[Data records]

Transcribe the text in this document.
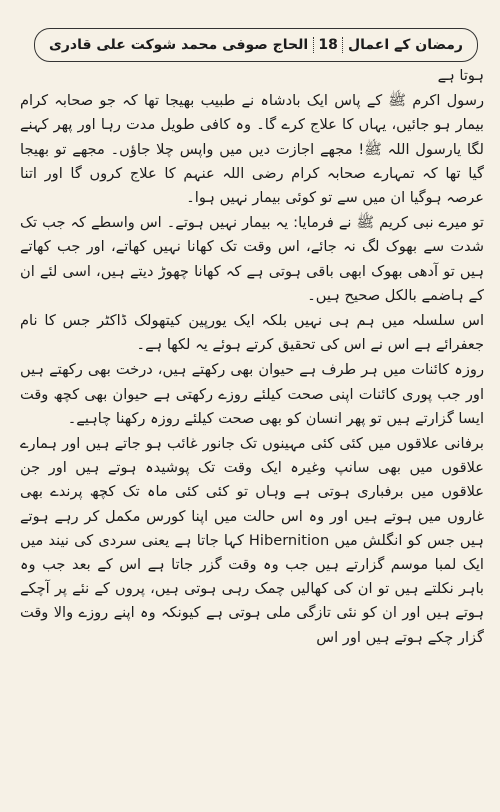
رمضان کے اعمال
18
الحاج صوفی محمد شوکت علی قادری

ہوتا ہے

رسول اکرم ﷺ کے پاس ایک بادشاہ نے طبیب بھیجا تھا کہ جو صحابہ کرام بیمار ہو جائیں، یہاں کا علاج کرے گا۔ وہ کافی طویل مدت رہا اور پھر کہنے لگا یارسول اللہ ﷺ! مجھے اجازت دیں میں واپس چلا جاؤں۔ مجھے تو بھیجا گیا تھا کہ تمہارے صحابہ کرام رضی اللہ عنہم کا علاج کروں گا اور اتنا عرصہ ہوگیا ان میں سے تو کوئی بیمار نہیں ہوا۔

تو میرے نبی کریم ﷺ نے فرمایا: یہ بیمار نہیں ہوتے۔ اس واسطے کہ جب تک شدت سے بھوک لگ نہ جائے، اس وقت تک کھانا نہیں کھاتے، اور جب کھاتے ہیں تو آدھی بھوک ابھی باقی ہوتی ہے کہ کھانا چھوڑ دیتے ہیں، اسی لئے ان کے ہاضمے بالکل صحیح ہیں۔

اس سلسلہ میں ہم ہی نہیں بلکہ ایک یورپین کیتھولک ڈاکٹر جس کا نام جعفرائے ہے اس نے اس کی تحقیق کرتے ہوئے یہ لکھا ہے۔

روزہ کائنات میں ہر طرف ہے حیوان بھی رکھتے ہیں، درخت بھی رکھتے ہیں اور جب پوری کائنات اپنی صحت کیلئے روزے رکھتی ہے حیوان بھی کچھ وقت ایسا گزارتے ہیں تو پھر انسان کو بھی صحت کیلئے روزہ رکھنا چاہیے۔

برفانی علاقوں میں کئی کئی مہینوں تک جانور غائب ہو جاتے ہیں اور ہمارے علاقوں میں بھی سانپ وغیرہ ایک وقت تک پوشیدہ ہوتے ہیں اور جن علاقوں میں برفباری ہوتی ہے وہاں تو کئی کئی ماہ تک کچھ پرندے بھی غاروں میں ہوتے ہیں اور وہ اس حالت میں اپنا کورس مکمل کر رہے ہوتے ہیں جس کو انگلش میں Hibernition کہا جاتا ہے یعنی سردی کی نیند میں ایک لمبا موسم گزارتے ہیں جب وہ وقت گزر جاتا ہے اس کے بعد جب وہ باہر نکلتے ہیں تو ان کی کھالیں چمک رہی ہوتی ہیں، پروں کے نئے پر آچکے ہوتے ہیں اور ان کو نئی تازگی ملی ہوتی ہے کیونکہ وہ اپنے روزے والا وقت گزار چکے ہوتے ہیں اور اس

- **Exercise brief**: Check each line of the records for "نہیں" and copy the ones that contain it.

- **Solution to this exercise**:
رسول اکرم ﷺ کے پاس ایک بادشاہ نے طبیب بھیجا تھا کہ جو صحابہ کرام بیمار ہو جائیں، یہاں کا علاج کرے گا۔ وہ کافی طویل مدت رہا اور پھر کہنے لگا یارسول اللہ ﷺ! مجھے اجازت دیں میں واپس چلا جاؤں۔ مجھے تو بھیجا گیا تھا کہ تمہارے صحابہ کرام رضی اللہ عنہم کا علاج کروں گا اور اتنا عرصہ ہوگیا ان میں سے تو کوئی بیمار نہیں ہوا۔
تو میرے نبی کریم ﷺ نے فرمایا: یہ بیمار نہیں ہوتے۔ اس واسطے کہ جب تک شدت سے بھوک لگ نہ جائے، اس وقت تک کھانا نہیں کھاتے، اور جب کھاتے ہیں تو آدھی بھوک ابھی باقی ہوتی ہے کہ کھانا چھوڑ دیتے ہیں، اسی لئے ان کے ہاضمے بالکل صحیح ہیں۔
اس سلسلہ میں ہم ہی نہیں بلکہ ایک یورپین کیتھولک ڈاکٹر جس کا نام جعفرائے ہے اس نے اس کی تحقیق کرتے ہوئے یہ لکھا ہے۔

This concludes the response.